__Problem requirements__:
Tally the lines of the listing that contain the word "cars", then give the total and nothing else.

__Dataset records__:
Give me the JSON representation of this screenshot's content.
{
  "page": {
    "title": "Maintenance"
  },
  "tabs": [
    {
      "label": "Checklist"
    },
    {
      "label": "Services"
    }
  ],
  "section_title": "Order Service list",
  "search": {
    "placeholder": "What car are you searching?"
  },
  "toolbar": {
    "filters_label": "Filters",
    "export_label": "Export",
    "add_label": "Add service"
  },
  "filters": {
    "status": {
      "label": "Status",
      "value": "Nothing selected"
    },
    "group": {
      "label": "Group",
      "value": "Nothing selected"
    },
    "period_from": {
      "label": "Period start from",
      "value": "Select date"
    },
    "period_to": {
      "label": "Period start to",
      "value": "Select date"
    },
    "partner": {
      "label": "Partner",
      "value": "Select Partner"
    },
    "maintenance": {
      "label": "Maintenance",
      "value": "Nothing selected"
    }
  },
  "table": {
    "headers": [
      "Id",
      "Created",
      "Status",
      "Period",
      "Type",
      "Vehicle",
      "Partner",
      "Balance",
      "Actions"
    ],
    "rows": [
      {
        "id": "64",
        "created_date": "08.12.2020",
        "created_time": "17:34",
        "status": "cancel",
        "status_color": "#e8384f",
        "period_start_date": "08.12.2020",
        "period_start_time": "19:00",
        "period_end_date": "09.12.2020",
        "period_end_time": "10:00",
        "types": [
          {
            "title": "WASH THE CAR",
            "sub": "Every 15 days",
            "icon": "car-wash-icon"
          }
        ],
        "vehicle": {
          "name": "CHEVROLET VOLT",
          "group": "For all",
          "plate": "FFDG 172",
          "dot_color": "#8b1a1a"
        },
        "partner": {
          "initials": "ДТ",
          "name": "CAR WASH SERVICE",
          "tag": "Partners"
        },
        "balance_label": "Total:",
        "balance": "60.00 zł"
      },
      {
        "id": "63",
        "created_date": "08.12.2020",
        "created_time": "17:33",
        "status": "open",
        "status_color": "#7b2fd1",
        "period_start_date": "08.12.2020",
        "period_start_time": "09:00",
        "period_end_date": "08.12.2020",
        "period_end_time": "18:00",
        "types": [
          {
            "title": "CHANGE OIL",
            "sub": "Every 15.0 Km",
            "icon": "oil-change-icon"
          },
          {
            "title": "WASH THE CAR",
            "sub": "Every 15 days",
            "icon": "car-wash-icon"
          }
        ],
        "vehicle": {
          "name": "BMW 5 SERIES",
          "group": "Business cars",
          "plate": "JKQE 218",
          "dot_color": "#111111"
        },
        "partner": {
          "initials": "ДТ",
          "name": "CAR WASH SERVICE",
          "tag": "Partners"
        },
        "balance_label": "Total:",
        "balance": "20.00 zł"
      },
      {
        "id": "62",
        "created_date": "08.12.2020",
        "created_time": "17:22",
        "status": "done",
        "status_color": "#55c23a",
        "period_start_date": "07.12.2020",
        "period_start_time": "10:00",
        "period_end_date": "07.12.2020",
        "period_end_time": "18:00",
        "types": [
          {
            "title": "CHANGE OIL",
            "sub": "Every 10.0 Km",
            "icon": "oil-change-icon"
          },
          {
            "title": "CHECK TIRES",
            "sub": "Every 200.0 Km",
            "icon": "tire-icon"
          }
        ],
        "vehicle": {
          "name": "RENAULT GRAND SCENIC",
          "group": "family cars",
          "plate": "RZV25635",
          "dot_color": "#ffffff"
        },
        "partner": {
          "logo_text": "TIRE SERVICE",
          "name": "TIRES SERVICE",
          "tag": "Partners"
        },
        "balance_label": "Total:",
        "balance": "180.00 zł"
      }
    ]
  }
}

* * *

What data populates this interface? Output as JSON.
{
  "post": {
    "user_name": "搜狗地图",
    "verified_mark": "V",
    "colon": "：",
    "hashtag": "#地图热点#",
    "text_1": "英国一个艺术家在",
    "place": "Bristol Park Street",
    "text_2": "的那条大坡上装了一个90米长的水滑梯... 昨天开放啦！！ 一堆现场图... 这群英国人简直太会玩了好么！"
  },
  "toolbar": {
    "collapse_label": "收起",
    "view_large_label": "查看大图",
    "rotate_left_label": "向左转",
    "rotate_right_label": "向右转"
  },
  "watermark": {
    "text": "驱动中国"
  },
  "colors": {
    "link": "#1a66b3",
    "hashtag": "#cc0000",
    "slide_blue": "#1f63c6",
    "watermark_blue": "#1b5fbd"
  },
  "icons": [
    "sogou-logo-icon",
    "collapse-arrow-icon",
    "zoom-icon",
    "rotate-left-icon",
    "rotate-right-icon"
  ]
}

---

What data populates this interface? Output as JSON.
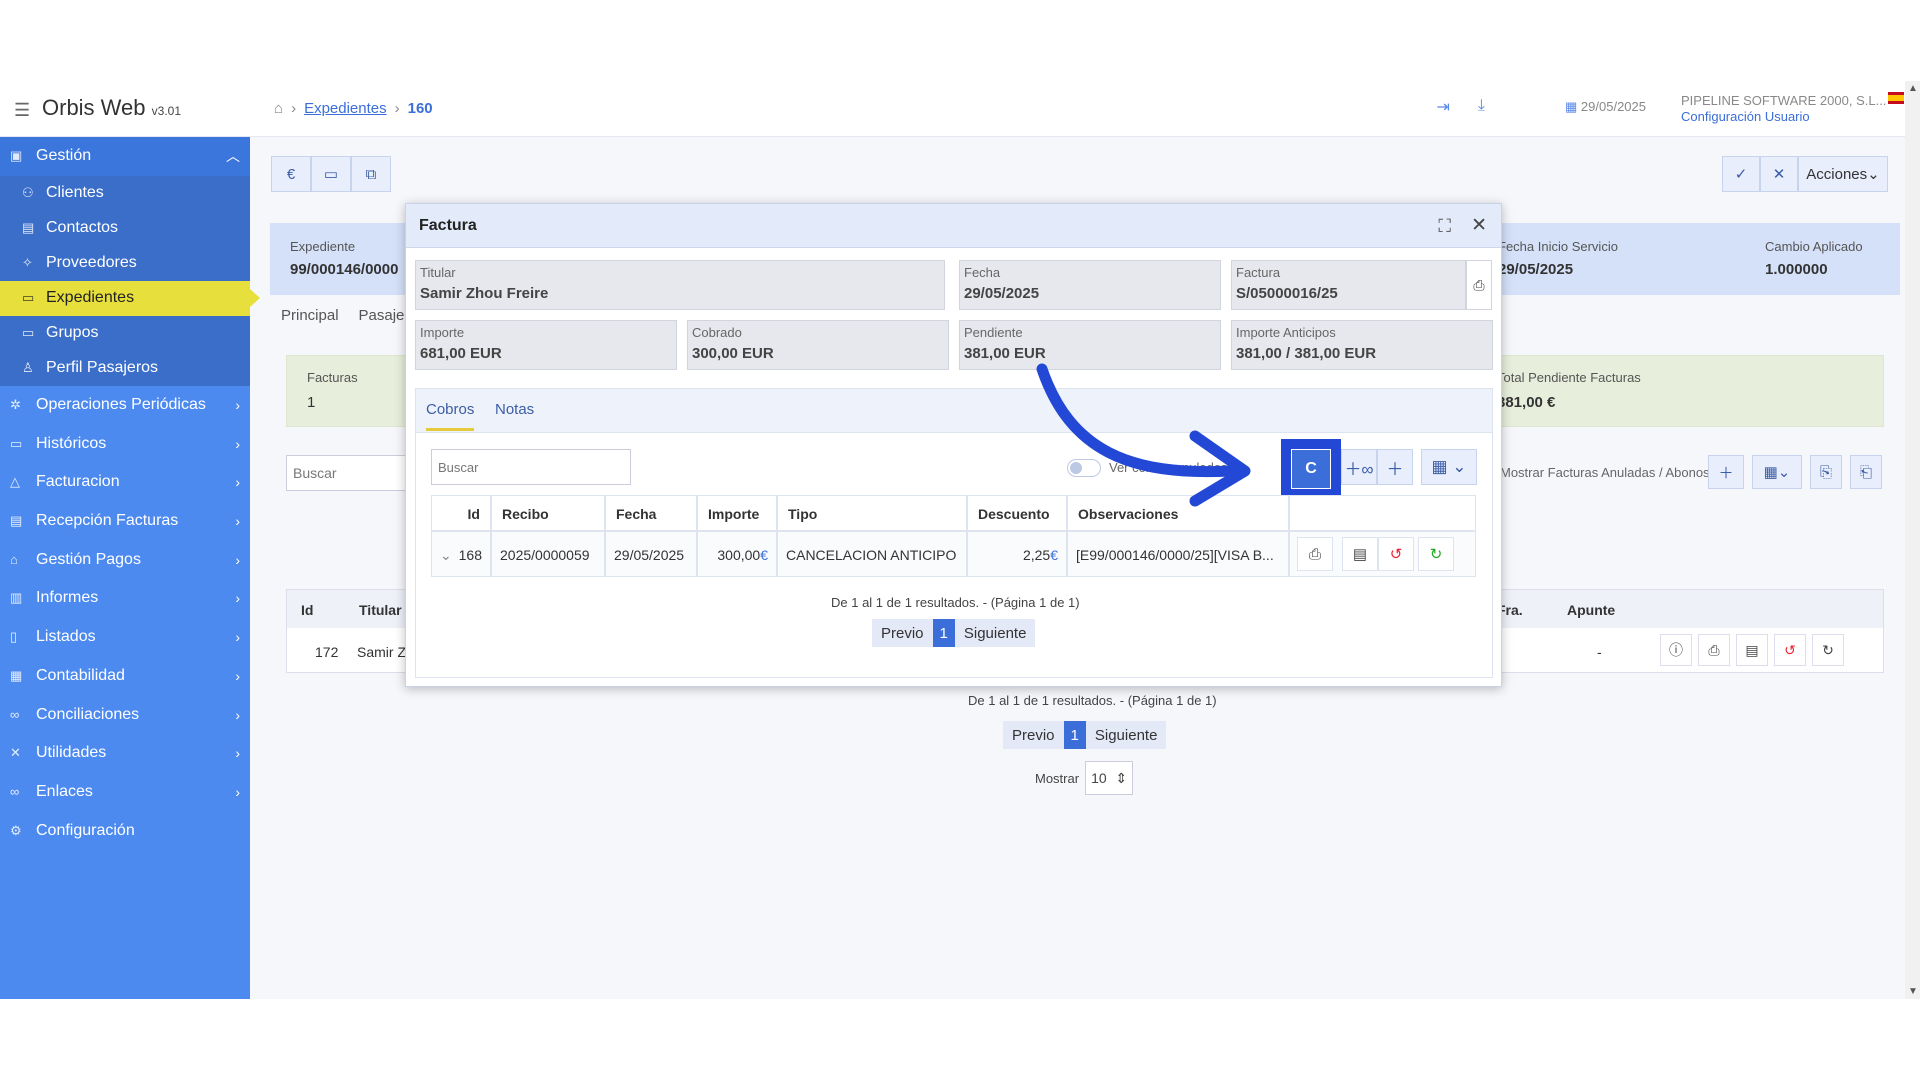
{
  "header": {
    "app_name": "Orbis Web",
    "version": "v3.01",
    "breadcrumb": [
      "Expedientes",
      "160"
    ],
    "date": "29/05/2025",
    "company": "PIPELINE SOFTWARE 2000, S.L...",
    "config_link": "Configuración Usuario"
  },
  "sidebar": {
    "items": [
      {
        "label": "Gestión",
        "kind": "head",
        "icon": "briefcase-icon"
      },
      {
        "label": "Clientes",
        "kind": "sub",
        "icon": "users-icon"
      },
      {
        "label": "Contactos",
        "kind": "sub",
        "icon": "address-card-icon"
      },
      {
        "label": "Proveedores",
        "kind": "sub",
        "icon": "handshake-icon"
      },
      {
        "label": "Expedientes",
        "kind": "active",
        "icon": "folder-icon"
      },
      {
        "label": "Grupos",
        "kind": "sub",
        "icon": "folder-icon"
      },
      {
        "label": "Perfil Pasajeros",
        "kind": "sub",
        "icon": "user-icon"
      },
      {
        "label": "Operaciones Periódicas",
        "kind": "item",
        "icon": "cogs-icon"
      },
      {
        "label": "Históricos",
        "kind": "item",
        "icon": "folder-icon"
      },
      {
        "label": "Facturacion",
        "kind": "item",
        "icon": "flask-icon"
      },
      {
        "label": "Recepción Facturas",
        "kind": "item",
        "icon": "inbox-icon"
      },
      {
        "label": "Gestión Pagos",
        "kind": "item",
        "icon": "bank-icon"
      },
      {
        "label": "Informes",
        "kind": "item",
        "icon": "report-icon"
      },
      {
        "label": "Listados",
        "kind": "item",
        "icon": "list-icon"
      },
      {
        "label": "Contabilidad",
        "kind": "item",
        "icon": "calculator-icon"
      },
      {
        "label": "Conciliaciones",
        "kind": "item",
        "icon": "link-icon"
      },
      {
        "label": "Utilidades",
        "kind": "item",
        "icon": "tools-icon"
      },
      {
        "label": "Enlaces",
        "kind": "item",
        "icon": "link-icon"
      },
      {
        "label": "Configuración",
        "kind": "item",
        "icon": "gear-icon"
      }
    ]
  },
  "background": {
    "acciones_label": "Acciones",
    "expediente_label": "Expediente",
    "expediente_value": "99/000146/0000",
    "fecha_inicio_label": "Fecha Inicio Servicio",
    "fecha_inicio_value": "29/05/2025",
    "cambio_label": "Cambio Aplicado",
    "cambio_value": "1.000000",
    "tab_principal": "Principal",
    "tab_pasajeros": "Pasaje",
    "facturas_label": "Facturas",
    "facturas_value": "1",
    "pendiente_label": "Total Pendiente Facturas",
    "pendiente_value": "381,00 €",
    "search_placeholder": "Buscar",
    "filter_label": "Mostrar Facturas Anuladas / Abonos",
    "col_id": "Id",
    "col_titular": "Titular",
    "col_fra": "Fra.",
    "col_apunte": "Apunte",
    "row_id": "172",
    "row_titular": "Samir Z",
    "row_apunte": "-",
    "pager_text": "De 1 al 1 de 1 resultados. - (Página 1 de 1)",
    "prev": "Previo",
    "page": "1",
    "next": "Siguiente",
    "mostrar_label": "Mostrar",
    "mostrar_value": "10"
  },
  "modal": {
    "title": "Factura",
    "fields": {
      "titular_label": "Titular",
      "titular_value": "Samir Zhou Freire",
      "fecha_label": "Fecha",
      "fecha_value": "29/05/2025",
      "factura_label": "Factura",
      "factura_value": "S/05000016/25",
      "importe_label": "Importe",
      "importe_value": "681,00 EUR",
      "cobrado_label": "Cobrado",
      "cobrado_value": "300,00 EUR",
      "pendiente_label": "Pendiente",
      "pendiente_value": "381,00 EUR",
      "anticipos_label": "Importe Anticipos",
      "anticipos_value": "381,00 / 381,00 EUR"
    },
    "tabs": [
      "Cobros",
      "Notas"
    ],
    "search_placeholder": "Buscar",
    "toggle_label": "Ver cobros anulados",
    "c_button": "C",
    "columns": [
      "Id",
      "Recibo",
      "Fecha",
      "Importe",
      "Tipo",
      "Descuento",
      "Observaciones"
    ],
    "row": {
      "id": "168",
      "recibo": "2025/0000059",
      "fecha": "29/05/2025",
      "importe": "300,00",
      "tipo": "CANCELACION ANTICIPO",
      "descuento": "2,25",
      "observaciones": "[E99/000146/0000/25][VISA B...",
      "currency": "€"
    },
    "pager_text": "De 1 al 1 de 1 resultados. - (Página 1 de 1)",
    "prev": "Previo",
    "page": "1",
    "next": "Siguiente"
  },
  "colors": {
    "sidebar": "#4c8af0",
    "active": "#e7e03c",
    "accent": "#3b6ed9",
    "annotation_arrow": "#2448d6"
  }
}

__Result__:
2